-- START RECORDS SHOWN --

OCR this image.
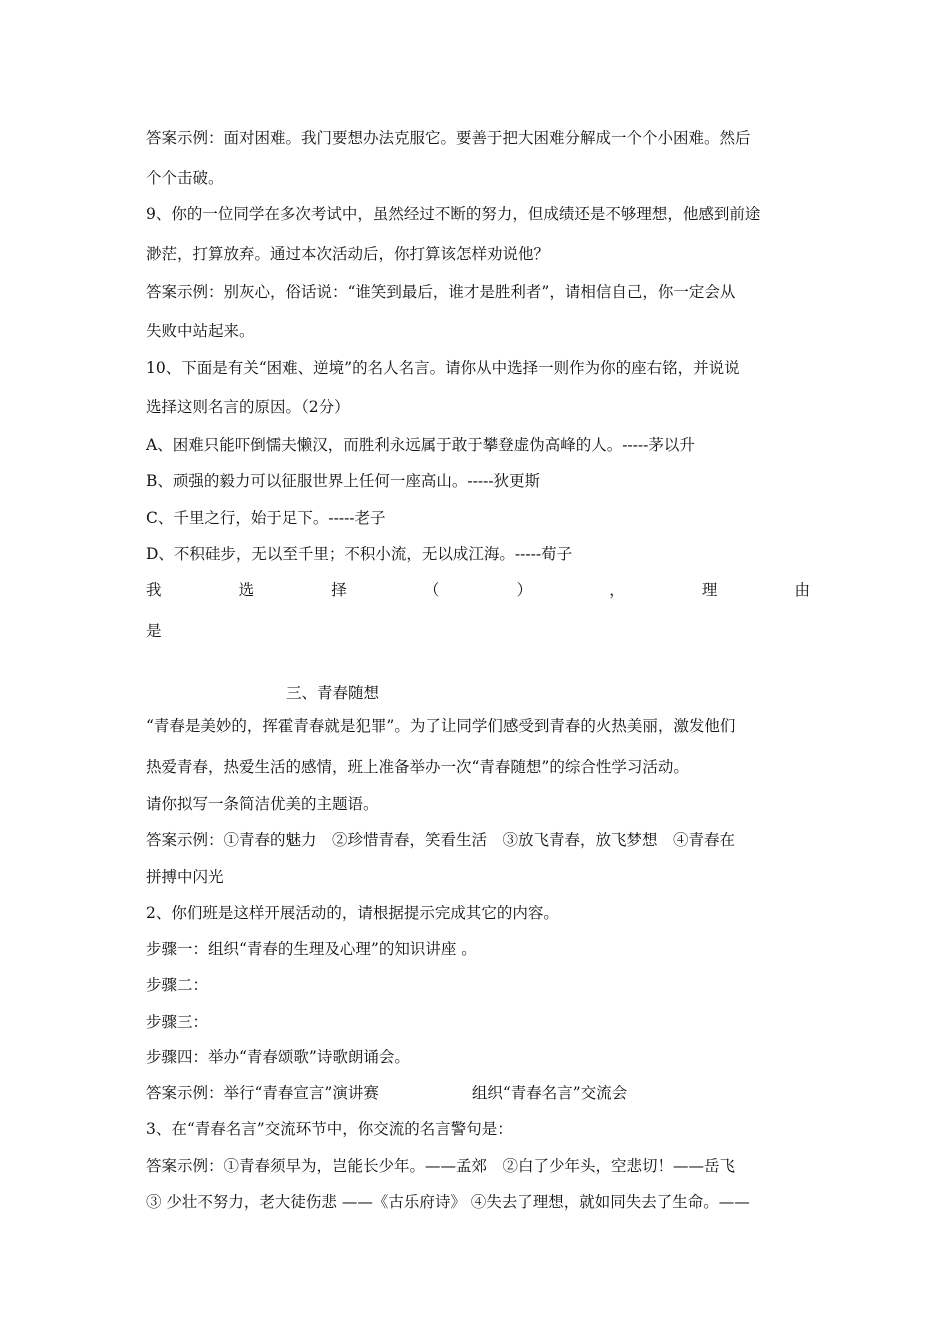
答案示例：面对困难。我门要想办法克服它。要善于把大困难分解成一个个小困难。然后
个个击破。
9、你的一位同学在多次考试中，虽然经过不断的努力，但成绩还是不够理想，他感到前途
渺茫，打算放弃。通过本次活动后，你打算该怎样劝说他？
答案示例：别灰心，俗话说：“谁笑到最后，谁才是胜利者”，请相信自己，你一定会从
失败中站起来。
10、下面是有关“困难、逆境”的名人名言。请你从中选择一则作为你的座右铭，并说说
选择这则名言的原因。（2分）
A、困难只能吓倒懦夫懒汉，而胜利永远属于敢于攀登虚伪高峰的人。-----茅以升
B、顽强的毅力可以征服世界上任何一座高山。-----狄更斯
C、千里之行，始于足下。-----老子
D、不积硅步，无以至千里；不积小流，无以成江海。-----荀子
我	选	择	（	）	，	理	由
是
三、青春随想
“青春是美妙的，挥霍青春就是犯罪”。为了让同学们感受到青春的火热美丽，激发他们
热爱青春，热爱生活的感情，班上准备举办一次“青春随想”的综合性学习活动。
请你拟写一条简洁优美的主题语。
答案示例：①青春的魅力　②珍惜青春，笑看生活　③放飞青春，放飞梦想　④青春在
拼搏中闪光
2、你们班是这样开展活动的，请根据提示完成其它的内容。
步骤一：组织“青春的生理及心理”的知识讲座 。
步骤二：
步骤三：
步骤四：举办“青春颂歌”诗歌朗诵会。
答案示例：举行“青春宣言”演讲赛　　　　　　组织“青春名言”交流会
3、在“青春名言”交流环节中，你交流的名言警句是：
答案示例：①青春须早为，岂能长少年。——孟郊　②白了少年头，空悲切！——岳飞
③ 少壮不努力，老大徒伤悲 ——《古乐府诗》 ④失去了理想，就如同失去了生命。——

-- END RECORDS SHOWN --

PROBLEM DESCRIPTION —
Consider the entries above and return each line with the string "青春名言".

SOLVED PROBLEM —
答案示例：举行“青春宣言”演讲赛　　　　　　组织“青春名言”交流会
3、在“青春名言”交流环节中，你交流的名言警句是：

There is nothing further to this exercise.